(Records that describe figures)
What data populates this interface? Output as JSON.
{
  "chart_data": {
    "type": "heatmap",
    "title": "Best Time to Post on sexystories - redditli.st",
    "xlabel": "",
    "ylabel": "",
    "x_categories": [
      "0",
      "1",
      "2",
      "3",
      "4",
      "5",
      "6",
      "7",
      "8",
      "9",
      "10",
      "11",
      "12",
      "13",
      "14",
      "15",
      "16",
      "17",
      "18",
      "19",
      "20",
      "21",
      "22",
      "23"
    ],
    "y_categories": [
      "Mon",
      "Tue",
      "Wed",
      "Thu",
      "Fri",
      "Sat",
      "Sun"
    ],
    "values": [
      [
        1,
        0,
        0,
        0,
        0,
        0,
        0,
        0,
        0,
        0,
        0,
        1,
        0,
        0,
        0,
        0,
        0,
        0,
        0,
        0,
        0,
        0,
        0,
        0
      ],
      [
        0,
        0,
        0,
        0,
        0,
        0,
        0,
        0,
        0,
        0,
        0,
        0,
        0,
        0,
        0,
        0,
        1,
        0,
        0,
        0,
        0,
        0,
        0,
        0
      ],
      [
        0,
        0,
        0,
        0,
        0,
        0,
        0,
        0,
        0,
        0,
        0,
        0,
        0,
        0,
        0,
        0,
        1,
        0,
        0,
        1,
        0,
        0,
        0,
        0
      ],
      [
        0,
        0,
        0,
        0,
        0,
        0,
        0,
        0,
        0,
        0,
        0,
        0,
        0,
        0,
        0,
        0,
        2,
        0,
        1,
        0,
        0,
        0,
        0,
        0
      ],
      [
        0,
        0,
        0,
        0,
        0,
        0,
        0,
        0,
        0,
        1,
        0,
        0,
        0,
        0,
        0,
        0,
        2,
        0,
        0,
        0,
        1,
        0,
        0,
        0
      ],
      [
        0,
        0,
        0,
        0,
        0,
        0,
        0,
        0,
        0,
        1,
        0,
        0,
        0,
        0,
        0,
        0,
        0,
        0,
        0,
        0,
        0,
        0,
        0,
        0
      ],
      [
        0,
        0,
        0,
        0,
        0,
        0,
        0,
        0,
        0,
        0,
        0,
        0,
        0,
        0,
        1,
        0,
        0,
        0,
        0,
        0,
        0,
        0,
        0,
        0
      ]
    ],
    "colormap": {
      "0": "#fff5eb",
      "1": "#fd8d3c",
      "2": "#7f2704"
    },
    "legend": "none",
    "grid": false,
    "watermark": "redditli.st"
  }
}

_AIM_. Extract the full listing and reproduce each line exactly.

_FINAL RESULT_.
What data populates this interface? Output as JSON.
{
  "chart_data": {
    "type": "heatmap",
    "title": "Best Time to Post on sexystories - redditli.st",
    "xlabel": "",
    "ylabel": "",
    "x_categories": [
      "0",
      "1",
      "2",
      "3",
      "4",
      "5",
      "6",
      "7",
      "8",
      "9",
      "10",
      "11",
      "12",
      "13",
      "14",
      "15",
      "16",
      "17",
      "18",
      "19",
      "20",
      "21",
      "22",
      "23"
    ],
    "y_categories": [
      "Mon",
      "Tue",
      "Wed",
      "Thu",
      "Fri",
      "Sat",
      "Sun"
    ],
    "values": [
      [
        1,
        0,
        0,
        0,
        0,
        0,
        0,
        0,
        0,
        0,
        0,
        1,
        0,
        0,
        0,
        0,
        0,
        0,
        0,
        0,
        0,
        0,
        0,
        0
      ],
      [
        0,
        0,
        0,
        0,
        0,
        0,
        0,
        0,
        0,
        0,
        0,
        0,
        0,
        0,
        0,
        0,
        1,
        0,
        0,
        0,
        0,
        0,
        0,
        0
      ],
      [
        0,
        0,
        0,
        0,
        0,
        0,
        0,
        0,
        0,
        0,
        0,
        0,
        0,
        0,
        0,
        0,
        1,
        0,
        0,
        1,
        0,
        0,
        0,
        0
      ],
      [
        0,
        0,
        0,
        0,
        0,
        0,
        0,
        0,
        0,
        0,
        0,
        0,
        0,
        0,
        0,
        0,
        2,
        0,
        1,
        0,
        0,
        0,
        0,
        0
      ],
      [
        0,
        0,
        0,
        0,
        0,
        0,
        0,
        0,
        0,
        1,
        0,
        0,
        0,
        0,
        0,
        0,
        2,
        0,
        0,
        0,
        1,
        0,
        0,
        0
      ],
      [
        0,
        0,
        0,
        0,
        0,
        0,
        0,
        0,
        0,
        1,
        0,
        0,
        0,
        0,
        0,
        0,
        0,
        0,
        0,
        0,
        0,
        0,
        0,
        0
      ],
      [
        0,
        0,
        0,
        0,
        0,
        0,
        0,
        0,
        0,
        0,
        0,
        0,
        0,
        0,
        1,
        0,
        0,
        0,
        0,
        0,
        0,
        0,
        0,
        0
      ]
    ],
    "colormap": {
      "0": "#fff5eb",
      "1": "#fd8d3c",
      "2": "#7f2704"
    },
    "legend": "none",
    "grid": false,
    "watermark": "redditli.st"
  }
}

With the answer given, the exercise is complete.